* **DIRECTIONS**
Copy each line exactly. Leave nothing out.

* **INPUT DATA**
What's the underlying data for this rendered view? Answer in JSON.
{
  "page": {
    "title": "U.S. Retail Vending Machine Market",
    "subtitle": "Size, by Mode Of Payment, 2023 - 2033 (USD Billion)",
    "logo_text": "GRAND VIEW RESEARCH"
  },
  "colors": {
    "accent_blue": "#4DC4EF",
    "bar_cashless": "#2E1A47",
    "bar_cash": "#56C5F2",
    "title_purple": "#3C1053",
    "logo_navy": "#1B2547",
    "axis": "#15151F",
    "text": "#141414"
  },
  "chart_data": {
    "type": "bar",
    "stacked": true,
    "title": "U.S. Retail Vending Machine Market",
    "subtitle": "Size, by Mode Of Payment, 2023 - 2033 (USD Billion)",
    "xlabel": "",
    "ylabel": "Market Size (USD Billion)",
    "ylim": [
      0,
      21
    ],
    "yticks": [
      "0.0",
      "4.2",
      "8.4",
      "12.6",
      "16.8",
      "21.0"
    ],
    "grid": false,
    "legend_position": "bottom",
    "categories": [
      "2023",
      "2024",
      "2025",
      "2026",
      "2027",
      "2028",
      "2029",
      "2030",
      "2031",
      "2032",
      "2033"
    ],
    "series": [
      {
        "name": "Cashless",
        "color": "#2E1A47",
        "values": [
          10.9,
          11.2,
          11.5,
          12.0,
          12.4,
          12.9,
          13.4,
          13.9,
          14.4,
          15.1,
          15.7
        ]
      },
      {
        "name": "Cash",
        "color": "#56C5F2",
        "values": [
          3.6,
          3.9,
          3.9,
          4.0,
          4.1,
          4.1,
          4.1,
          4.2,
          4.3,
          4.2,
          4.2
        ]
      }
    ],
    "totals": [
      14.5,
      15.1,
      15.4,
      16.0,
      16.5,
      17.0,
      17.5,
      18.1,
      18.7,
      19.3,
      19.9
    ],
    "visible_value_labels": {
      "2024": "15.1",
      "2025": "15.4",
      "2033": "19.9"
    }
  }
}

* **TASK ANSWER**
What's the underlying data for this rendered view? Answer in JSON.
{
  "page": {
    "title": "U.S. Retail Vending Machine Market",
    "subtitle": "Size, by Mode Of Payment, 2023 - 2033 (USD Billion)",
    "logo_text": "GRAND VIEW RESEARCH"
  },
  "colors": {
    "accent_blue": "#4DC4EF",
    "bar_cashless": "#2E1A47",
    "bar_cash": "#56C5F2",
    "title_purple": "#3C1053",
    "logo_navy": "#1B2547",
    "axis": "#15151F",
    "text": "#141414"
  },
  "chart_data": {
    "type": "bar",
    "stacked": true,
    "title": "U.S. Retail Vending Machine Market",
    "subtitle": "Size, by Mode Of Payment, 2023 - 2033 (USD Billion)",
    "xlabel": "",
    "ylabel": "Market Size (USD Billion)",
    "ylim": [
      0,
      21
    ],
    "yticks": [
      "0.0",
      "4.2",
      "8.4",
      "12.6",
      "16.8",
      "21.0"
    ],
    "grid": false,
    "legend_position": "bottom",
    "categories": [
      "2023",
      "2024",
      "2025",
      "2026",
      "2027",
      "2028",
      "2029",
      "2030",
      "2031",
      "2032",
      "2033"
    ],
    "series": [
      {
        "name": "Cashless",
        "color": "#2E1A47",
        "values": [
          10.9,
          11.2,
          11.5,
          12.0,
          12.4,
          12.9,
          13.4,
          13.9,
          14.4,
          15.1,
          15.7
        ]
      },
      {
        "name": "Cash",
        "color": "#56C5F2",
        "values": [
          3.6,
          3.9,
          3.9,
          4.0,
          4.1,
          4.1,
          4.1,
          4.2,
          4.3,
          4.2,
          4.2
        ]
      }
    ],
    "totals": [
      14.5,
      15.1,
      15.4,
      16.0,
      16.5,
      17.0,
      17.5,
      18.1,
      18.7,
      19.3,
      19.9
    ],
    "visible_value_labels": {
      "2024": "15.1",
      "2025": "15.4",
      "2033": "19.9"
    }
  }
}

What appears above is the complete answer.